**INFORMATION GIVEN**
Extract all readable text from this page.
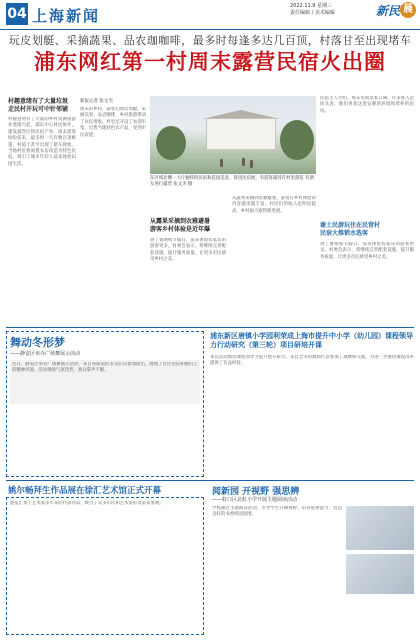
04 上海新闻
2022.11.9 星期三
责任编辑 / 美术编辑	新民 晨
玩皮划艇、采摘蔬果、品农珈咖啡，最多时每逢多达几百顶，村落甘至出现堵车
浦东网红第一村周末露营民宿火出圈
村趣意绪有了大量垃圾
走民村开玩可中针邻铺
村趣意绪有了大量的乡村资源旅游业逐渐兴起，浦东中心村民协作，建设露营区和民宿产业。周末游客纷纷前来，最多时一天有数百顶帐篷，村道上甚至出现了堵车现象。当地村民将闲置农房改造为特色民宿，吸引了城市年轻人前来体验田园生活。
新报记者 张文杰
周末的乡村，游客们划皮划艇、采摘瓜果、品尝咖啡，乡村旅游带动了农民增收。村里还开设了农创市集，出售当地特色农产品，受到市民欢迎。
东区域北侧一大片独特的民宿和花园美景，促进民宿展，有游客露营在村里游览 有朋友进行露营 张文杰 摄
从露果采摘到农雅避暑
游客乡村体验是近年爆
到了暑期和节假日，前来体验农家乐的游客更多。村委会表示，将继续完善配套设施，提升服务质量，让更多市民感受乡村之美。
从露果采摘到农雅避暑，游客在乡村体验的内容越来越丰富，村民们的收入也明显提高，乡村振兴取得新进展。
民宿主人介绍，周末房间基本订满，许多客人是回头客，他们喜欢这里安静的环境和淳朴的民风。
谢土民游玩住在民营村
民宿大推销水选客
到了暑期和节假日，前来体验农家乐的游客更多。村委会表示，将继续完善配套设施，提升服务质量，让更多市民感受乡村之美。
舞动冬形梦
——静安区举办广场舞展示活动
近日，静安区举办广场舞展示活动，来自各街道的多支队伍参加演出，展现了社区居民积极向上的精神风貌。活动现场气氛热烈，观众掌声不断。
浦东新区唐镇小学园利荣成上海市提升中小学（幼儿园）课程领导力行动研究（第三轮）项目研培开课
本次活动围绕课程领导力提升展开研讨，来自全市的教师代表参加了观摩和交流，为进一步推进课程改革提供了有益经验。
姚尔畅拜生作品展在徐汇艺术馆正式开幕
展览汇集了艺术家多年来的代表作品，吸引了众多市民和艺术爱好者前来参观。
阅新园 开视野 强思辨
——虹口区北虹小学开展主题阅读活动
学校通过主题阅读活动，引导学生开阔视野、培养思辨能力，营造良好的书香校园氛围。
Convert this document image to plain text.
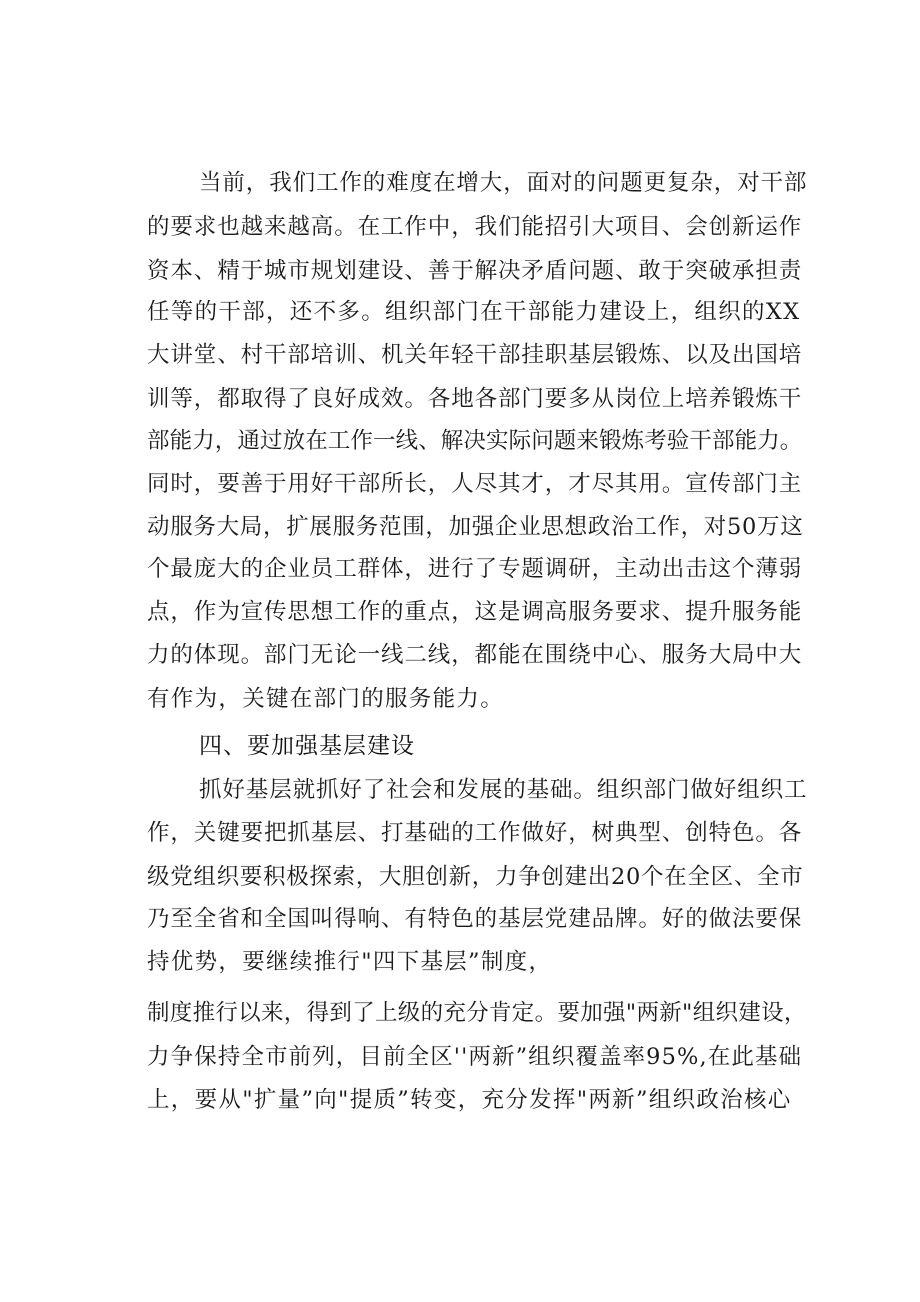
当前，我们工作的难度在增大，面对的问题更复杂，对干部
的要求也越来越高。在工作中，我们能招引大项目、会创新运作
资本、精于城市规划建设、善于解决矛盾问题、敢于突破承担责
任等的干部，还不多。组织部门在干部能力建设上，组织的XX
大讲堂、村干部培训、机关年轻干部挂职基层锻炼、以及出国培
训等，都取得了良好成效。各地各部门要多从岗位上培养锻炼干
部能力，通过放在工作一线、解决实际问题来锻炼考验干部能力。
同时，要善于用好干部所长，人尽其才，才尽其用。宣传部门主
动服务大局，扩展服务范围，加强企业思想政治工作，对50万这
个最庞大的企业员工群体，进行了专题调研，主动出击这个薄弱
点，作为宣传思想工作的重点，这是调高服务要求、提升服务能
力的体现。部门无论一线二线，都能在围绕中心、服务大局中大
有作为，关键在部门的服务能力。
四、要加强基层建设
抓好基层就抓好了社会和发展的基础。组织部门做好组织工
作，关键要把抓基层、打基础的工作做好，树典型、创特色。各
级党组织要积极探索，大胆创新，力争创建出20个在全区、全市
乃至全省和全国叫得响、有特色的基层党建品牌。好的做法要保
持优势，要继续推行"四下基层”制度，
制度推行以来，得到了上级的充分肯定。要加强"两新"组织建设，
力争保持全市前列，目前全区''两新”组织覆盖率95%,在此基础
上，要从"扩量”向"提质”转变，充分发挥"两新”组织政治核心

**GIVEN REQUEST**
Images should not appear in the copy; retype the listing above exactly.

**EXERCISE OUTPUT**
Extract all readable text from this page.
04 上海新闻
2022.11.9 星期三
责任编辑 / 美术编辑	新民 晨
玩皮划艇、采摘蔬果、品农珈咖啡，最多时每逢多达几百顶，村落甘至出现堵车
浦东网红第一村周末露营民宿火出圈
村趣意绪有了大量垃圾
走民村开玩可中针邻铺
村趣意绪有了大量的乡村资源旅游业逐渐兴起，浦东中心村民协作，建设露营区和民宿产业。周末游客纷纷前来，最多时一天有数百顶帐篷，村道上甚至出现了堵车现象。当地村民将闲置农房改造为特色民宿，吸引了城市年轻人前来体验田园生活。
新报记者 张文杰
周末的乡村，游客们划皮划艇、采摘瓜果、品尝咖啡，乡村旅游带动了农民增收。村里还开设了农创市集，出售当地特色农产品，受到市民欢迎。
东区域北侧一大片独特的民宿和花园美景，促进民宿展，有游客露营在村里游览 有朋友进行露营 张文杰 摄
从露果采摘到农雅避暑
游客乡村体验是近年爆
到了暑期和节假日，前来体验农家乐的游客更多。村委会表示，将继续完善配套设施，提升服务质量，让更多市民感受乡村之美。
从露果采摘到农雅避暑，游客在乡村体验的内容越来越丰富，村民们的收入也明显提高，乡村振兴取得新进展。
民宿主人介绍，周末房间基本订满，许多客人是回头客，他们喜欢这里安静的环境和淳朴的民风。
谢土民游玩住在民营村
民宿大推销水选客
到了暑期和节假日，前来体验农家乐的游客更多。村委会表示，将继续完善配套设施，提升服务质量，让更多市民感受乡村之美。
舞动冬形梦
——静安区举办广场舞展示活动
近日，静安区举办广场舞展示活动，来自各街道的多支队伍参加演出，展现了社区居民积极向上的精神风貌。活动现场气氛热烈，观众掌声不断。
浦东新区唐镇小学园利荣成上海市提升中小学（幼儿园）课程领导力行动研究（第三轮）项目研培开课
本次活动围绕课程领导力提升展开研讨，来自全市的教师代表参加了观摩和交流，为进一步推进课程改革提供了有益经验。
姚尔畅拜生作品展在徐汇艺术馆正式开幕
展览汇集了艺术家多年来的代表作品，吸引了众多市民和艺术爱好者前来参观。
阅新园 开视野 强思辨
——虹口区北虹小学开展主题阅读活动
学校通过主题阅读活动，引导学生开阔视野、培养思辨能力，营造良好的书香校园氛围。
Convert this document image to plain text.
当前，我们工作的难度在增大，面对的问题更复杂，对干部
的要求也越来越高。在工作中，我们能招引大项目、会创新运作
资本、精于城市规划建设、善于解决矛盾问题、敢于突破承担责
任等的干部，还不多。组织部门在干部能力建设上，组织的XX
大讲堂、村干部培训、机关年轻干部挂职基层锻炼、以及出国培
训等，都取得了良好成效。各地各部门要多从岗位上培养锻炼干
部能力，通过放在工作一线、解决实际问题来锻炼考验干部能力。
同时，要善于用好干部所长，人尽其才，才尽其用。宣传部门主
动服务大局，扩展服务范围，加强企业思想政治工作，对50万这
个最庞大的企业员工群体，进行了专题调研，主动出击这个薄弱
点，作为宣传思想工作的重点，这是调高服务要求、提升服务能
力的体现。部门无论一线二线，都能在围绕中心、服务大局中大
有作为，关键在部门的服务能力。
四、要加强基层建设
抓好基层就抓好了社会和发展的基础。组织部门做好组织工
作，关键要把抓基层、打基础的工作做好，树典型、创特色。各
级党组织要积极探索，大胆创新，力争创建出20个在全区、全市
乃至全省和全国叫得响、有特色的基层党建品牌。好的做法要保
持优势，要继续推行"四下基层”制度，
制度推行以来，得到了上级的充分肯定。要加强"两新"组织建设，
力争保持全市前列，目前全区''两新”组织覆盖率95%,在此基础
上，要从"扩量”向"提质”转变，充分发挥"两新”组织政治核心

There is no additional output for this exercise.